**Фрагмент текста**
Успокоившись в своем сне тем, что мир может порождать существо, способное описать этот мир, Декарт затем, после «Энциклопедии» увидел «Корпус поэтарум» — совокупность поэтических текстов. Рассказывая об этом, я специально хочу подчеркнуть, как реально возникали акты мышления в виде рождаемого определенным осмыслением опыта сознания или медитации. По словам Декарта, здесь
Из этого сочетания следует очень интересный ответ на известную и очень давнюю дискуссию в теологии и в философии о существовании двух богов: есть Бог философов — некое по рациональным причинам вводимое существо, в которое может верить философ, а есть Бог любви или Бог людей — Иакова, Исаака и т. д. Обычно в доказательстве существования нуждается именно Бог философов, а Бог любви — это нечто совсем другое и непохожее на Бога философов. Но в данном случае, в движении сна Декарта — явно философа и ученого — мы как раз ясно видим, что в глубине самой этой структуры сознания (а Бог — структура сознания) нет различия между Богом людей и Богом философов. И сразу же вместе с «Корпусом поэтарум» перед глазами Декарта проходят поэтические книги и глаз его падает на одну поэтическую строку: «est et non» — «есть или нет» или, точнее, «быть или не быть». Позже, в XIX веке, это же вы услышите от Киркегора в виде «аут аут» — чем он очень удивит тогдашних философов и якобы произведет переворот в философии. Но это лишь потому, что философы забыли, что такое философия, так как то, о чем я рассказываю, заложено просто в самой сути философского предприятия; не бывает иной философии кроме как содержащей в себе именно экзистенциальный момент. Итак, «est et non». Ну, конечно, говорит Декарт, «нужно выбирать добро или бытие». Так мы вернулись к тому, о чем говорили столь странным и кривым образом, к чистой мысли, рождающей лоно других мыслей; не как — мысли о чем-то, а к мысли беспредметной. К пониманию, которое я определю так: «Тот, кто понял, уже понимал»; это и есть выбор самого себя — того или иного. Я утверждаю, что те, кто поняли смысл, рождались живыми, а те, кто не поняли его, рождались мертвецами, то есть видимыми существами.

**Задание 1**
Какая поэтическая строка попадается на глаза Декарту во сне, согласно тексту о сне Декарта?
**Задание 2**
Подхватите текст о сне Декарта и продолжите его сразу после последнего предложения.

Зафиксированные данные
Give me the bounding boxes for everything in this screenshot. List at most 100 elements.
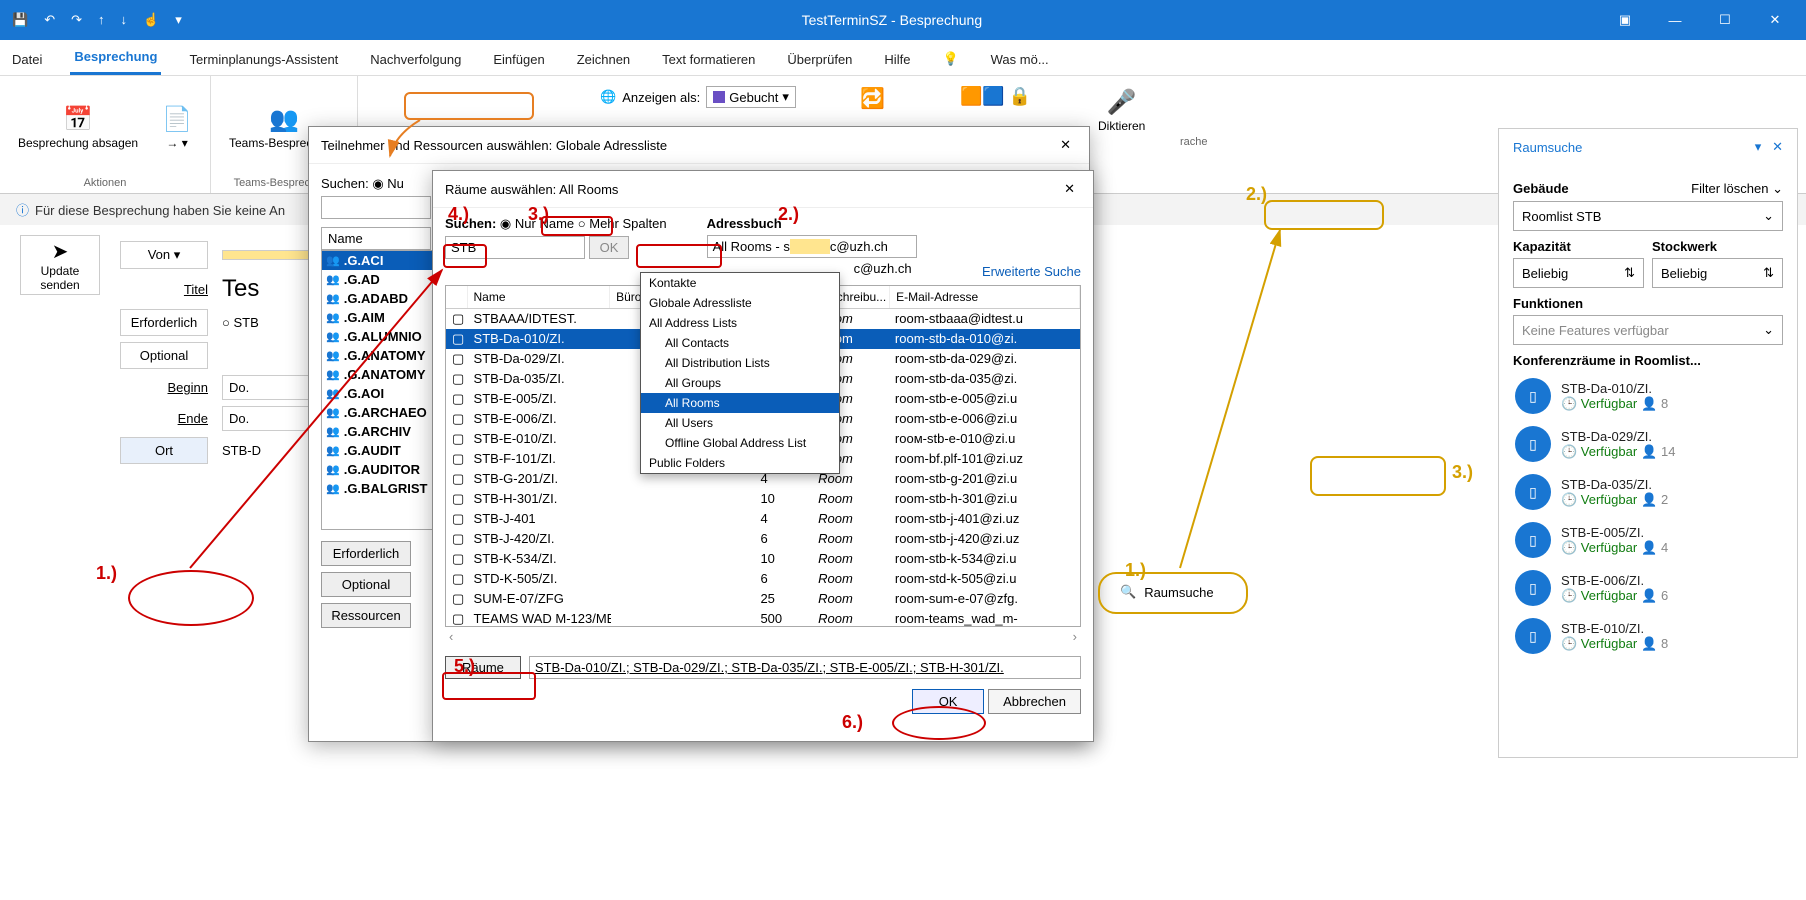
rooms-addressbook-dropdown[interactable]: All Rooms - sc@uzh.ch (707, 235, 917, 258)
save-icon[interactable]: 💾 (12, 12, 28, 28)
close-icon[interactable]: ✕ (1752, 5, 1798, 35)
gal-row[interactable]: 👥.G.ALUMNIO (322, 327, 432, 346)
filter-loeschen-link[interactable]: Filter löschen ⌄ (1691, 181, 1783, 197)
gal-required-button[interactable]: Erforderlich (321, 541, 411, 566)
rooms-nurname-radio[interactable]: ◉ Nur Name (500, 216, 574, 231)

**Результат 1**
Строка «est et non» — «есть или нет», или, точнее, «быть или не быть».

**Результат 2**
Я уже как-то сказал, что если есть абсолютный смысл, то он абсолютен, так как в нем учтены все причины, в том числе и неизвестные нам. Помните, я говорил о коварности неизвестных, неосознаваемых нами законов — они учтены через форму, в которой актуализируется аподиктическое существование мыслящего «Я». Только таким путем любой опыт может стать источником знания, в том числе и тот, который не проделан и мне неизвестен; его у меня нет, но если он будет проделан, то извлечется только через эту форму. Следовательно, эта форма говорит о том, чего я не мог бы узнать эмпирическим путем. И с этой точки зрения она есть актуально данная бесконечность смысла, невозможная как совокупность завершенных и законченных объектов, или шагов, а вот на феноменальном уровне, на уровне смысла, мы можем оперировать понятием актуальной бесконечности. Если есть такого рода абсолютные смыслы, то тогда есть пространство самопостроения и саморождения. Тем самым, я хочу сказать следующее: у тех, кто понял, возникло это пространство, и в нем они могли родить себя как живые существа из самих себя. А те, кто не понял, — у них не оказалось такого пространства, не было вещей или символов, которые помещали бы их в точку роста. То есть мы в точку роста, где можем расти, помещаемся не просто умственным рассудочным усилием, а чем-то другим, приводящим в движение всю полноту напряжения и сил нашего существа. Короче говоря, поняв, мы выбрали себя живыми, а если нет, то выбрали себя хронически беременными непрожеванным и неизвлеченным смыслом.
Ну, скажем, у кого-то кажущееся еще с 30-х годов ощущение справедливости до сих пор бьется беспомощно и не может обрести форму, не может обрести язык. Такой человек действительно хронически беремен правдой — никак ею разродиться не может. По отношению к нему даже появляется утешительная компенсация хронической беременности правдой, которая состоит в весьма умильной схеме — это какая-то тяга русских к обязательно скрытому и гонимому добру. Скрытое и гонимое добро — это когда человека можно в любую минуту арестовать, а того, кого нельзя арестовать, трудно понять, хороший он или плохой — нет такой ясности. Это скрытая и вечно гонимая доброта.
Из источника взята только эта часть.